* _Given request_
Pull each line holding "本单元学习目标" out of the entries below.

* _Records_
******************************
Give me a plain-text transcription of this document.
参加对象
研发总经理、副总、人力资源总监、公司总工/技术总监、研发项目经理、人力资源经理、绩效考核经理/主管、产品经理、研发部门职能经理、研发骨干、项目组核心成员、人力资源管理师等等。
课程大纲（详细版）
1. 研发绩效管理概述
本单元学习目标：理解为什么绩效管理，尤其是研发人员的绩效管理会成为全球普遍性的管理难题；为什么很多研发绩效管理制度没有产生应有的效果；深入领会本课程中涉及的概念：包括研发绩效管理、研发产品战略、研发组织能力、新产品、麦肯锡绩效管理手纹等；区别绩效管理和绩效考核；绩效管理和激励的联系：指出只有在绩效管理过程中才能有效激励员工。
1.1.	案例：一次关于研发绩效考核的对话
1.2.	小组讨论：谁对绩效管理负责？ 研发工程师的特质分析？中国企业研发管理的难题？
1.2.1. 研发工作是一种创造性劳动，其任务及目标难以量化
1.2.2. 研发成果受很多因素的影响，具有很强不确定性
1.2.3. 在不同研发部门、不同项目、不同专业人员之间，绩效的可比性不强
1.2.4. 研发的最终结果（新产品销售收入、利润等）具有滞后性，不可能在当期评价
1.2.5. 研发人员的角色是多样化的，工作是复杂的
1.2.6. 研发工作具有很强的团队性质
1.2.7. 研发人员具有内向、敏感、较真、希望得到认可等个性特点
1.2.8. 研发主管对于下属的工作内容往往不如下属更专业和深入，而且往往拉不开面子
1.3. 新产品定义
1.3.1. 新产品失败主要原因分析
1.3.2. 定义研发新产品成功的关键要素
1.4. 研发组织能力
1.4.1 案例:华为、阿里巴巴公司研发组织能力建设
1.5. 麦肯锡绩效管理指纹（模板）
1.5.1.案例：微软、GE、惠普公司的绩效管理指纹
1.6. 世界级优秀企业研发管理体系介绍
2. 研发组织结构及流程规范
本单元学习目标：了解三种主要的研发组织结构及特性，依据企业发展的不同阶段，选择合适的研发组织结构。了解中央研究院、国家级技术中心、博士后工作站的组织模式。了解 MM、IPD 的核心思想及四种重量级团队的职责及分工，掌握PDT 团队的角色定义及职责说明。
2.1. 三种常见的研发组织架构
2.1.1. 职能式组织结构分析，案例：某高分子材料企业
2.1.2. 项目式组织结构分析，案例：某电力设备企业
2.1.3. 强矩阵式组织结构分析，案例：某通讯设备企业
******************************
* _Finished answer_
本单元学习目标：理解为什么绩效管理，尤其是研发人员的绩效管理会成为全球普遍性的管理难题；为什么很多研发绩效管理制度没有产生应有的效果；深入领会本课程中涉及的概念：包括研发绩效管理、研发产品战略、研发组织能力、新产品、麦肯锡绩效管理手纹等；区别绩效管理和绩效考核；绩效管理和激励的联系：指出只有在绩效管理过程中才能有效激励员工。
本单元学习目标：了解三种主要的研发组织结构及特性，依据企业发展的不同阶段，选择合适的研发组织结构。了解中央研究院、国家级技术中心、博士后工作站的组织模式。了解 MM、IPD 的核心思想及四种重量级团队的职责及分工，掌握PDT 团队的角色定义及职责说明。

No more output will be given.